[Dataset excerpts]
'''

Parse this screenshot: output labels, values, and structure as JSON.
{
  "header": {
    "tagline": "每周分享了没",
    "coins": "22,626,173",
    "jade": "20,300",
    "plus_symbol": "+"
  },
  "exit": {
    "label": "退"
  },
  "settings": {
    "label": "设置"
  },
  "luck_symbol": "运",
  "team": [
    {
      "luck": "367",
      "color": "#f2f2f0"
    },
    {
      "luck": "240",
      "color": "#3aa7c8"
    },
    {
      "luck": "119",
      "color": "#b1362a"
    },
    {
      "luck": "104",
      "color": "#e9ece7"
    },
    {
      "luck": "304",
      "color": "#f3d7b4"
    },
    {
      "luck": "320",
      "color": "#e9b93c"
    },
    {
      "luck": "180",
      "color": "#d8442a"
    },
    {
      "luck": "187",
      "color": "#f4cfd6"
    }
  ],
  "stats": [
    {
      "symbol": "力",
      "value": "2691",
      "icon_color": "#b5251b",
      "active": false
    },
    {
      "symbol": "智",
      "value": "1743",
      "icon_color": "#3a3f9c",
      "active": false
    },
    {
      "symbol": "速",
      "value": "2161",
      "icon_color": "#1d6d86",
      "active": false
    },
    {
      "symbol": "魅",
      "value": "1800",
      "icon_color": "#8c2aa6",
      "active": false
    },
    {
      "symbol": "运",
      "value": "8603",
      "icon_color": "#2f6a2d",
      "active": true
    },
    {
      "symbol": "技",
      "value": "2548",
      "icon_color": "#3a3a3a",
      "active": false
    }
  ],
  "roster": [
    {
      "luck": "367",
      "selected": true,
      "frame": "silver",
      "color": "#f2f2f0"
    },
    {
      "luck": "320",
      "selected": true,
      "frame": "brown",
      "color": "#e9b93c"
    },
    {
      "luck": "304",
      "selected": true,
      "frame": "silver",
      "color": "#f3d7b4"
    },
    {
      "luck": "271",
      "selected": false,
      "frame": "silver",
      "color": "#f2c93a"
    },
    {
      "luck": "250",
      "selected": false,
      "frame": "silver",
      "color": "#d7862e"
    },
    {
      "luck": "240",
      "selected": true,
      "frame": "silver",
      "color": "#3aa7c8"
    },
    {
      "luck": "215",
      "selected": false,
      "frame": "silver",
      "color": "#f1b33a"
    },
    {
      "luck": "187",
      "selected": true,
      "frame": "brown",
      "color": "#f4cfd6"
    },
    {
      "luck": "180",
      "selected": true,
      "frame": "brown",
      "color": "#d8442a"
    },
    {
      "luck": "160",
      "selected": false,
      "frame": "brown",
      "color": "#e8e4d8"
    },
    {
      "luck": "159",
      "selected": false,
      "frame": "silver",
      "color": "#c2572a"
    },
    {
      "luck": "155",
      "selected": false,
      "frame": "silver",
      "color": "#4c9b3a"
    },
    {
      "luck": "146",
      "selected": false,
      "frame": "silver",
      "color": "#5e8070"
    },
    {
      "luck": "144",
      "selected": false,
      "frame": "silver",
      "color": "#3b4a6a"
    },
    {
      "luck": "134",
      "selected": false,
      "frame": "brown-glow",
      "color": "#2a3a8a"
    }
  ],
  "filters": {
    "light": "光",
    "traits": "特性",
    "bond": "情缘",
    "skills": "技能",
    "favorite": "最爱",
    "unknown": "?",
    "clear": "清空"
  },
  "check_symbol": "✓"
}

'''

**EXERCISE INSTRUCTIONS**: Above are some records; extract every one of them exactly.

**ANSWER**:
Parse this screenshot: output labels, values, and structure as JSON.
{
  "header": {
    "tagline": "每周分享了没",
    "coins": "22,626,173",
    "jade": "20,300",
    "plus_symbol": "+"
  },
  "exit": {
    "label": "退"
  },
  "settings": {
    "label": "设置"
  },
  "luck_symbol": "运",
  "team": [
    {
      "luck": "367",
      "color": "#f2f2f0"
    },
    {
      "luck": "240",
      "color": "#3aa7c8"
    },
    {
      "luck": "119",
      "color": "#b1362a"
    },
    {
      "luck": "104",
      "color": "#e9ece7"
    },
    {
      "luck": "304",
      "color": "#f3d7b4"
    },
    {
      "luck": "320",
      "color": "#e9b93c"
    },
    {
      "luck": "180",
      "color": "#d8442a"
    },
    {
      "luck": "187",
      "color": "#f4cfd6"
    }
  ],
  "stats": [
    {
      "symbol": "力",
      "value": "2691",
      "icon_color": "#b5251b",
      "active": false
    },
    {
      "symbol": "智",
      "value": "1743",
      "icon_color": "#3a3f9c",
      "active": false
    },
    {
      "symbol": "速",
      "value": "2161",
      "icon_color": "#1d6d86",
      "active": false
    },
    {
      "symbol": "魅",
      "value": "1800",
      "icon_color": "#8c2aa6",
      "active": false
    },
    {
      "symbol": "运",
      "value": "8603",
      "icon_color": "#2f6a2d",
      "active": true
    },
    {
      "symbol": "技",
      "value": "2548",
      "icon_color": "#3a3a3a",
      "active": false
    }
  ],
  "roster": [
    {
      "luck": "367",
      "selected": true,
      "frame": "silver",
      "color": "#f2f2f0"
    },
    {
      "luck": "320",
      "selected": true,
      "frame": "brown",
      "color": "#e9b93c"
    },
    {
      "luck": "304",
      "selected": true,
      "frame": "silver",
      "color": "#f3d7b4"
    },
    {
      "luck": "271",
      "selected": false,
      "frame": "silver",
      "color": "#f2c93a"
    },
    {
      "luck": "250",
      "selected": false,
      "frame": "silver",
      "color": "#d7862e"
    },
    {
      "luck": "240",
      "selected": true,
      "frame": "silver",
      "color": "#3aa7c8"
    },
    {
      "luck": "215",
      "selected": false,
      "frame": "silver",
      "color": "#f1b33a"
    },
    {
      "luck": "187",
      "selected": true,
      "frame": "brown",
      "color": "#f4cfd6"
    },
    {
      "luck": "180",
      "selected": true,
      "frame": "brown",
      "color": "#d8442a"
    },
    {
      "luck": "160",
      "selected": false,
      "frame": "brown",
      "color": "#e8e4d8"
    },
    {
      "luck": "159",
      "selected": false,
      "frame": "silver",
      "color": "#c2572a"
    },
    {
      "luck": "155",
      "selected": false,
      "frame": "silver",
      "color": "#4c9b3a"
    },
    {
      "luck": "146",
      "selected": false,
      "frame": "silver",
      "color": "#5e8070"
    },
    {
      "luck": "144",
      "selected": false,
      "frame": "silver",
      "color": "#3b4a6a"
    },
    {
      "luck": "134",
      "selected": false,
      "frame": "brown-glow",
      "color": "#2a3a8a"
    }
  ],
  "filters": {
    "light": "光",
    "traits": "特性",
    "bond": "情缘",
    "skills": "技能",
    "favorite": "最爱",
    "unknown": "?",
    "clear": "清空"
  },
  "check_symbol": "✓"
}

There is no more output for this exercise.